Set task:
In the entries below, find every line with "page" and copy it.

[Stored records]
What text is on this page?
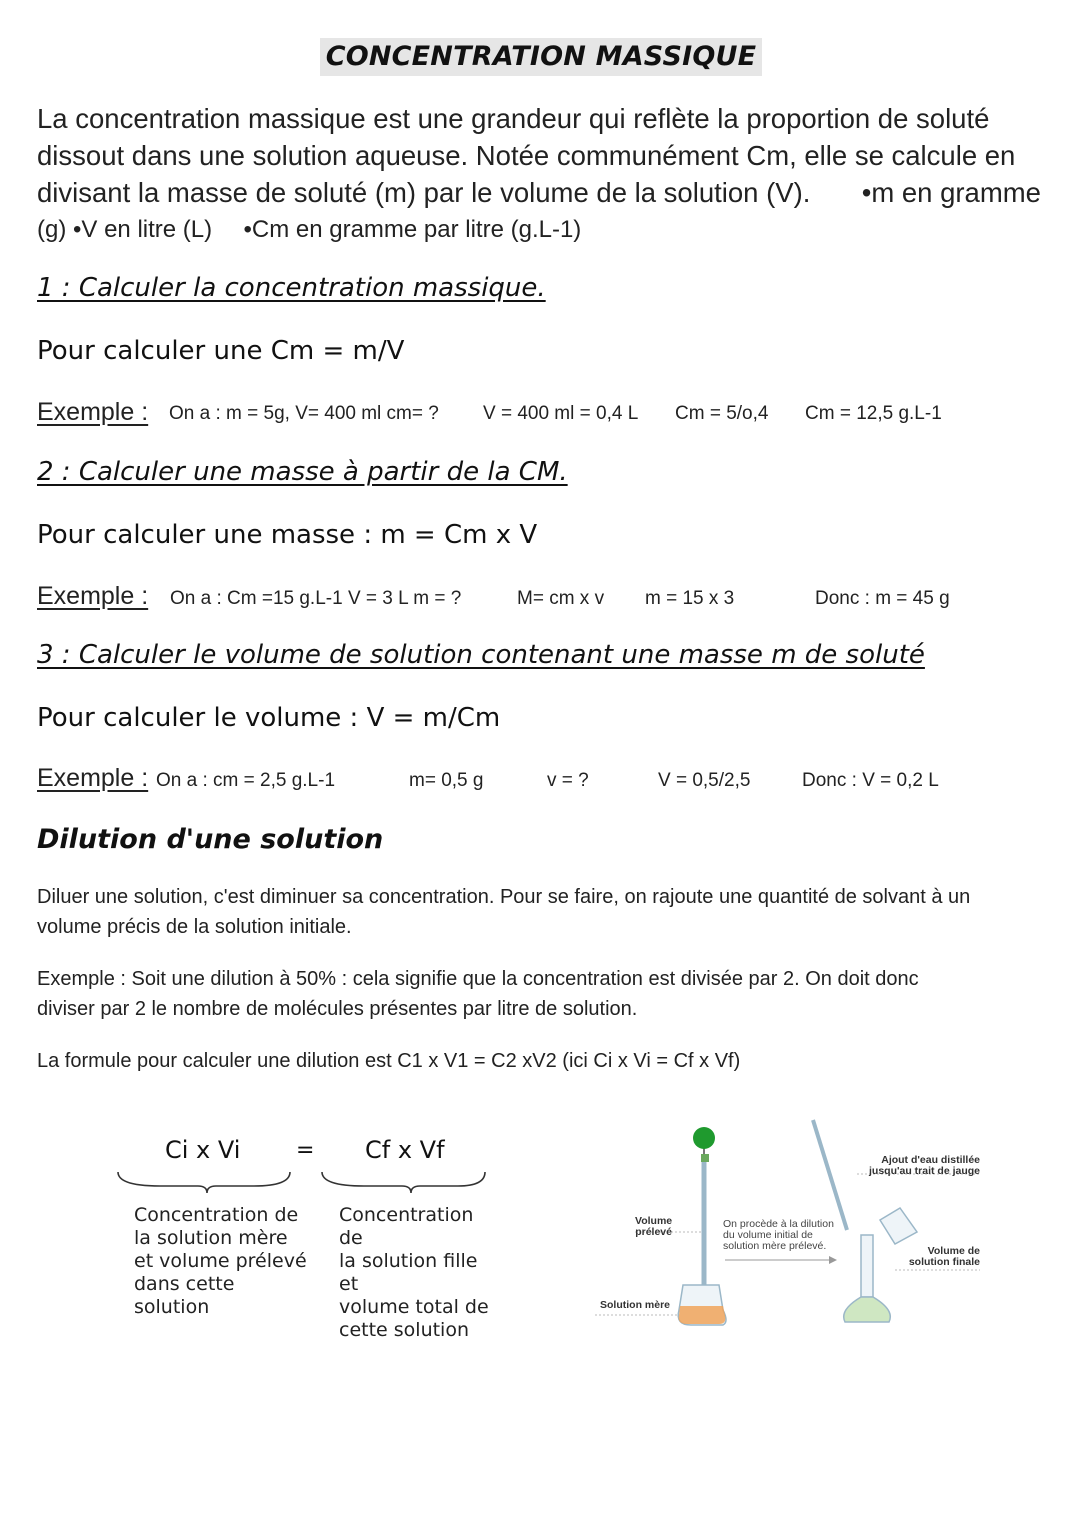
CONCENTRATION MASSIQUE

La concentration massique est une grandeur qui reflète la proportion de soluté

dissout dans une solution aqueuse. Notée communément Cm, elle se calcule en

divisant la masse de soluté (m) par le volume de la solution (V). •m en gramme

(g) •V en litre (L) •Cm en gramme par litre (g.L-1)

1 : Calculer la concentration massique.
Pour calculer une Cm = m/V
Exemple : On a : m = 5g, V= 400 ml cm= ? V = 400 ml = 0,4 L Cm = 5/o,4 Cm = 12,5 g.L-1
2 : Calculer une masse à partir de la CM.
Pour calculer une masse : m = Cm x V
Exemple : On a : Cm =15 g.L-1 V = 3 L m = ?	M= cm x v m = 15 x 3	Donc : m = 45 g
3 : Calculer le volume de solution contenant une masse m de soluté
Pour calculer le volume : V = m/Cm
Exemple : On a : cm = 2,5 g.L-1	m= 0,5 g	v = ?	V = 0,5/2,5	Donc : V = 0,2 L
Dilution d'une solution

Diluer une solution, c'est diminuer sa concentration. Pour se faire, on rajoute une quantité de solvant à un

volume précis de la solution initiale.

Exemple : Soit une dilution à 50% : cela signifie que la concentration est divisée par 2. On doit donc

diviser par 2 le nombre de molécules présentes par litre de solution.

La formule pour calculer une dilution est C1 x V1 = C2 xV2 (ici Ci x Vi = Cf x Vf)
Ci x Vi	= Cf x Vf
Concentration de
la solution mère
et volume prélevé
dans cette
solution
Concentration de
la solution fille et
volume total de
cette solution
Volume
prélevé
Solution mère
On procède à la dilution
du volume initial de
solution mère prélevé.
Ajout d'eau distillée
jusqu'au trait de jauge
Volume de
solution finale
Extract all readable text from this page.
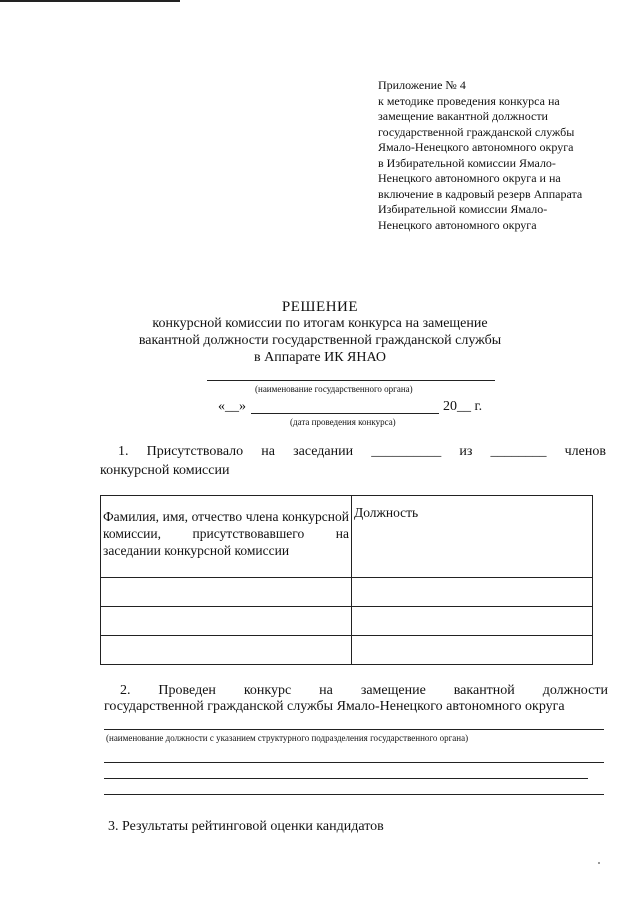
Приложение № 4
к методике проведения конкурса на
замещение вакантной должности
государственной гражданской службы
Ямало-Ненецкого автономного округа
в Избирательной комиссии Ямало-
Ненецкого автономного округа и на
включение в кадровый резерв Аппарата
Избирательной комиссии Ямало-
Ненецкого автономного округа
РЕШЕНИЕ
конкурсной комиссии по итогам конкурса на замещение
вакантной должности государственной гражданской службы
в Аппарате ИК ЯНАО
(наименование государственного органа)
«__»	20__ г.
(дата проведения конкурса)
1. Присутствовало на заседании __________ из ________ членов
конкурсной комиссии
Фамилия, имя, отчество члена конкурсной комиссии, присутствовавшего на заседании конкурсной комиссии	Должность

2. Проведен конкурс на замещение вакантной должности
государственной гражданской службы Ямало-Ненецкого автономного округа
(наименование должности с указанием структурного подразделения государственного органа)
3. Результаты рейтинговой оценки кандидатов
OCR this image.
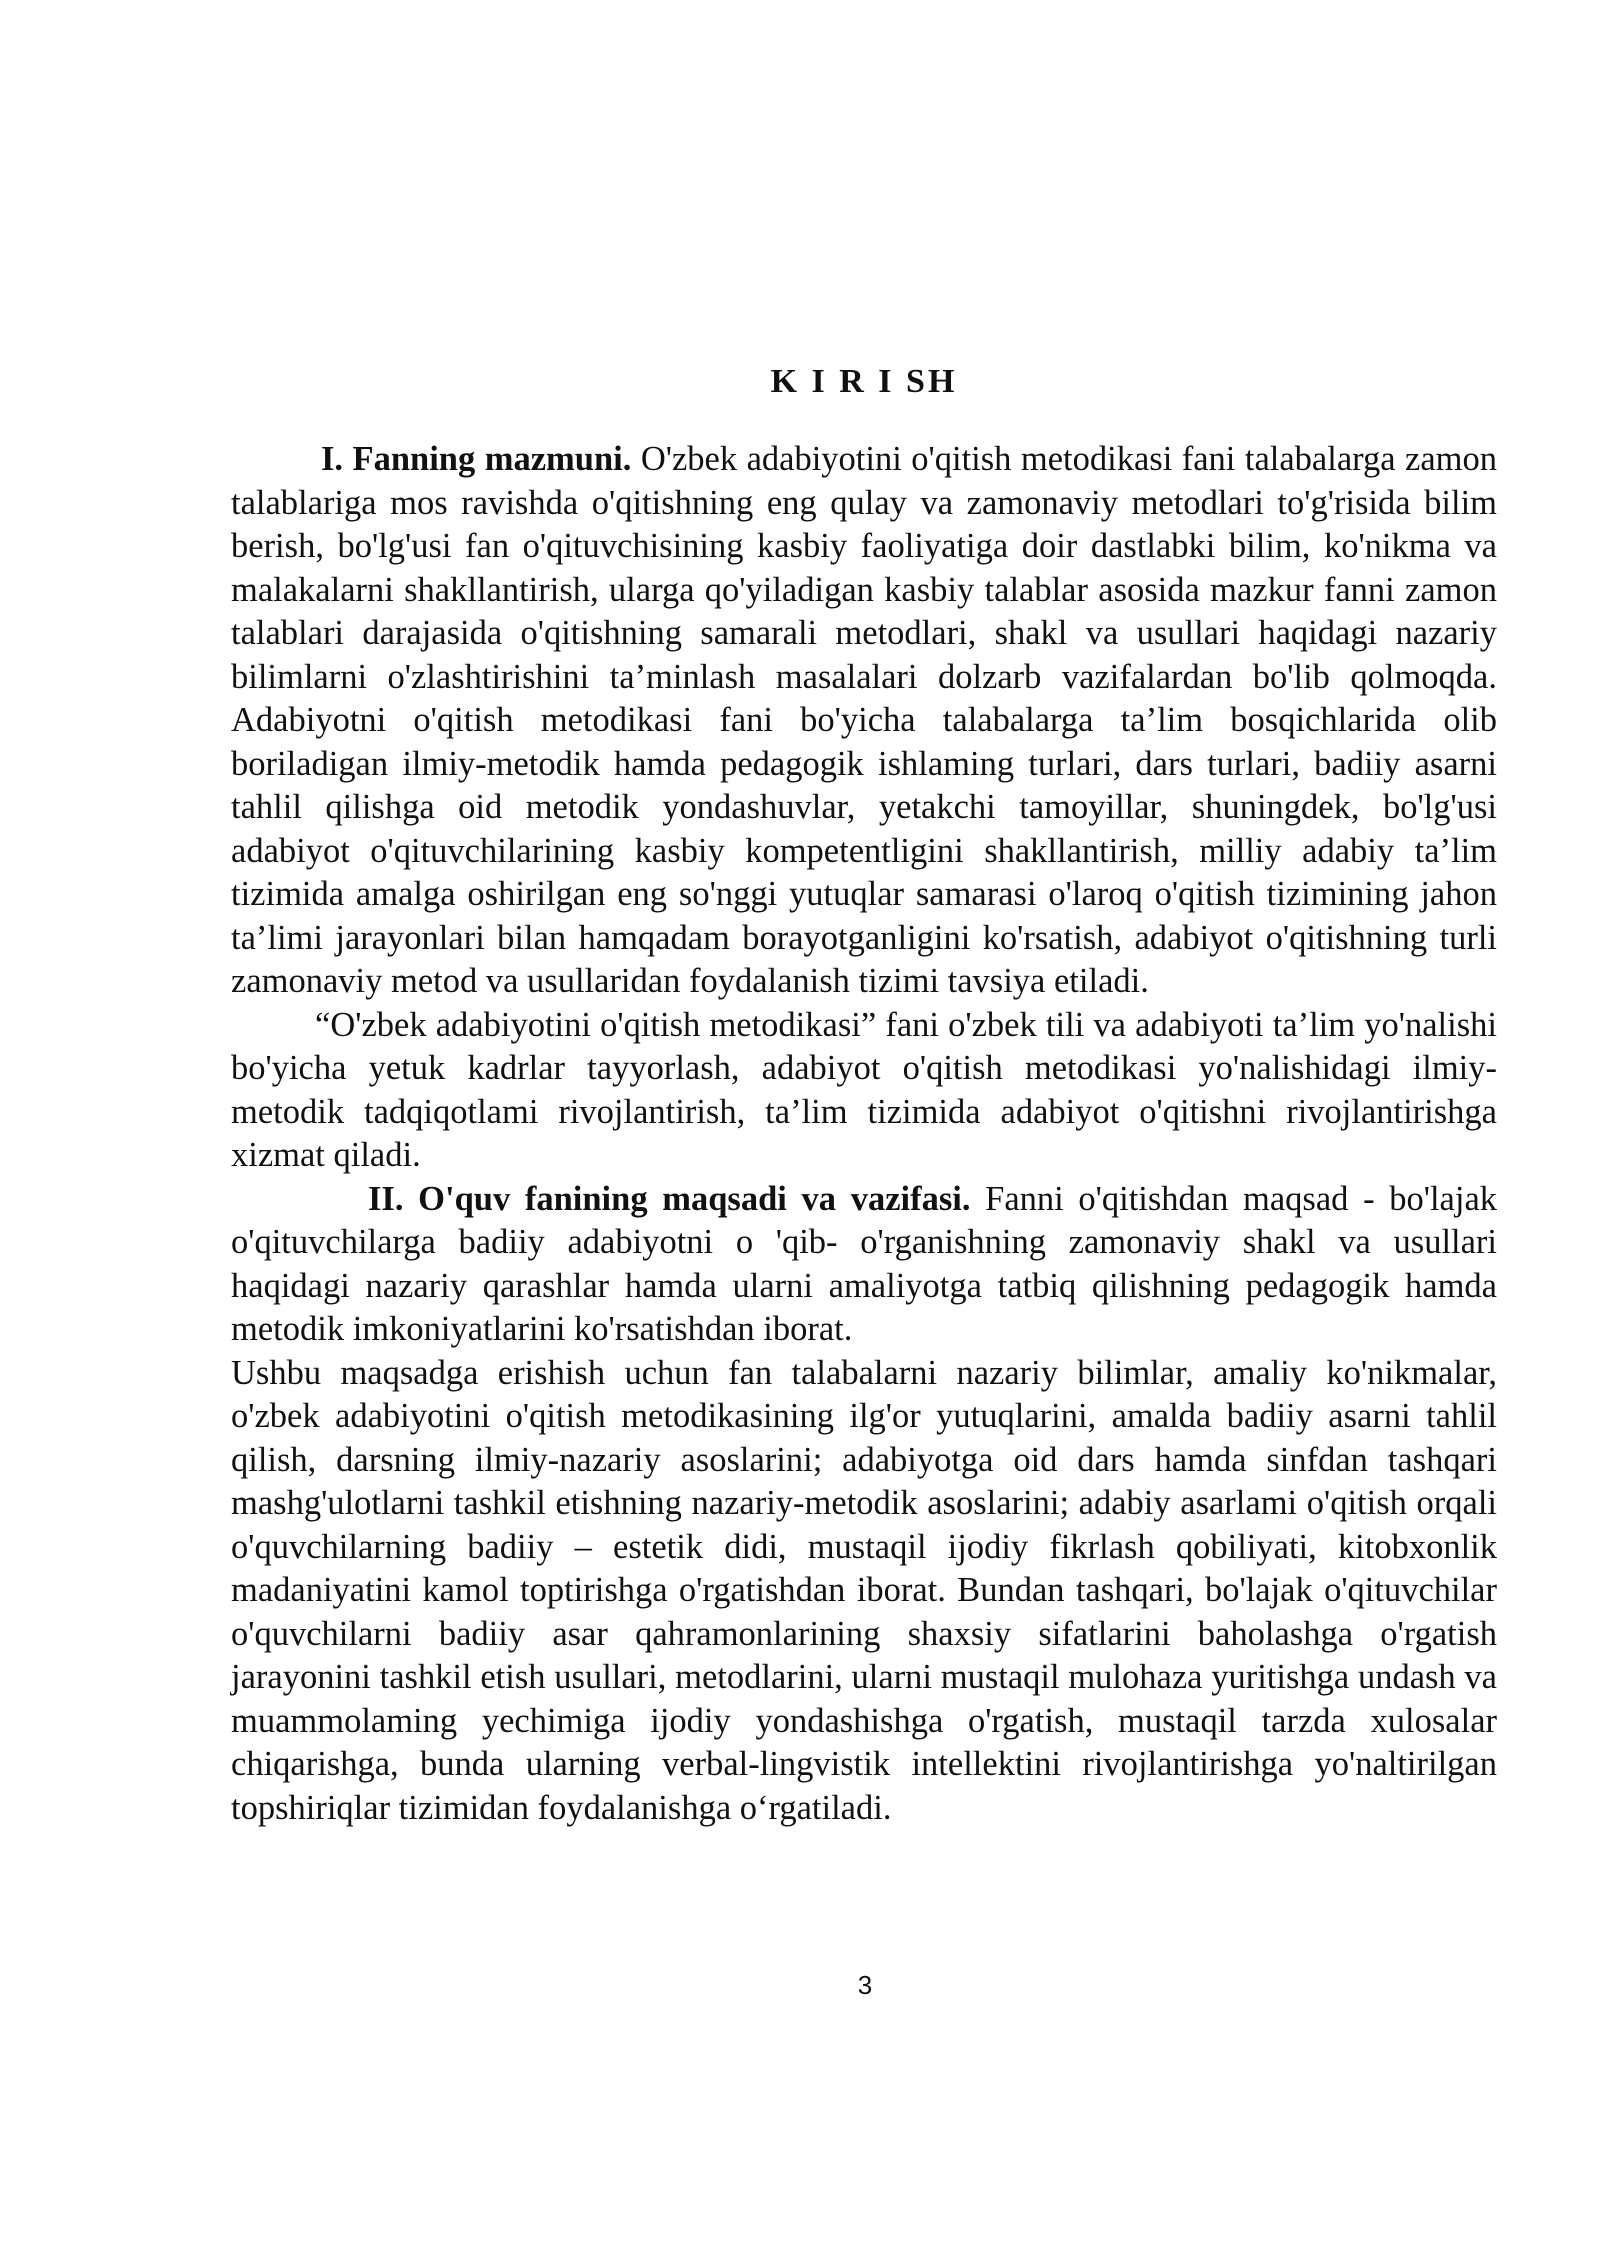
K I R I SH

I. Fanning mazmuni. O'zbek adabiyotini o'qitish metodikasi fani talabalarga zamon talablariga mos ravishda o'qitishning eng qulay va zamonaviy metodlari to'g'risida bilim berish, bo'lg'usi fan o'qituvchisining kasbiy faoliyatiga doir dastlabki bilim, ko'nikma va malakalarni shakllantirish, ularga qo'yiladigan kasbiy talablar asosida mazkur fanni zamon talablari darajasida o'qitishning samarali metodlari, shakl va usullari haqidagi nazariy bilimlarni o'zlashtirishini ta’minlash masalalari dolzarb vazifalardan bo'lib qolmoqda. Adabiyotni o'qitish metodikasi fani bo'yicha talabalarga ta’lim bosqichlarida olib boriladigan ilmiy-metodik hamda pedagogik ishlaming turlari, dars turlari, badiiy asarni tahlil qilishga oid metodik yondashuvlar, yetakchi tamoyillar, shuningdek, bo'lg'usi adabiyot o'qituvchilarining kasbiy kompetentligini shakllantirish, milliy adabiy ta’lim tizimida amalga oshirilgan eng so'nggi yutuqlar samarasi o'laroq o'qitish tizimining jahon ta’limi jarayonlari bilan hamqadam borayotganligini ko'rsatish, adabiyot o'qitishning turli zamonaviy metod va usullaridan foydalanish tizimi tavsiya etiladi.

“O'zbek adabiyotini o'qitish metodikasi” fani o'zbek tili va adabiyoti ta’lim yo'nalishi bo'yicha yetuk kadrlar tayyorlash, adabiyot o'qitish metodikasi yo'nalishidagi ilmiy-metodik tadqiqotlami rivojlantirish, ta’lim tizimida adabiyot o'qitishni rivojlantirishga xizmat qiladi.

II. O'quv fanining maqsadi va vazifasi. Fanni o'qitishdan maqsad - bo'lajak o'qituvchilarga badiiy adabiyotni o 'qib- o'rganishning zamonaviy shakl va usullari haqidagi nazariy qarashlar hamda ularni amaliyotga tatbiq qilishning pedagogik hamda metodik imkoniyatlarini ko'rsatishdan iborat.

Ushbu maqsadga erishish uchun fan talabalarni nazariy bilimlar, amaliy ko'nikmalar, o'zbek adabiyotini o'qitish metodikasining ilg'or yutuqlarini, amalda badiiy asarni tahlil qilish, darsning ilmiy-nazariy asoslarini; adabiyotga oid dars hamda sinfdan tashqari mashg'ulotlarni tashkil etishning nazariy-metodik asoslarini; adabiy asarlami o'qitish orqali o'quvchilarning badiiy – estetik didi, mustaqil ijodiy fikrlash qobiliyati, kitobxonlik madaniyatini kamol toptirishga o'rgatishdan iborat. Bundan tashqari, bo'lajak o'qituvchilar o'quvchilarni badiiy asar qahramonlarining shaxsiy sifatlarini baholashga o'rgatish jarayonini tashkil etish usullari, metodlarini, ularni mustaqil mulohaza yuritishga undash va muammolaming yechimiga ijodiy yondashishga o'rgatish, mustaqil tarzda xulosalar chiqarishga, bunda ularning verbal-lingvistik intellektini rivojlantirishga yo'naltirilgan topshiriqlar tizimidan foydalanishga o‘rgatiladi.

3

Written solution:
What text is on this page?
Extract all readable text from this page.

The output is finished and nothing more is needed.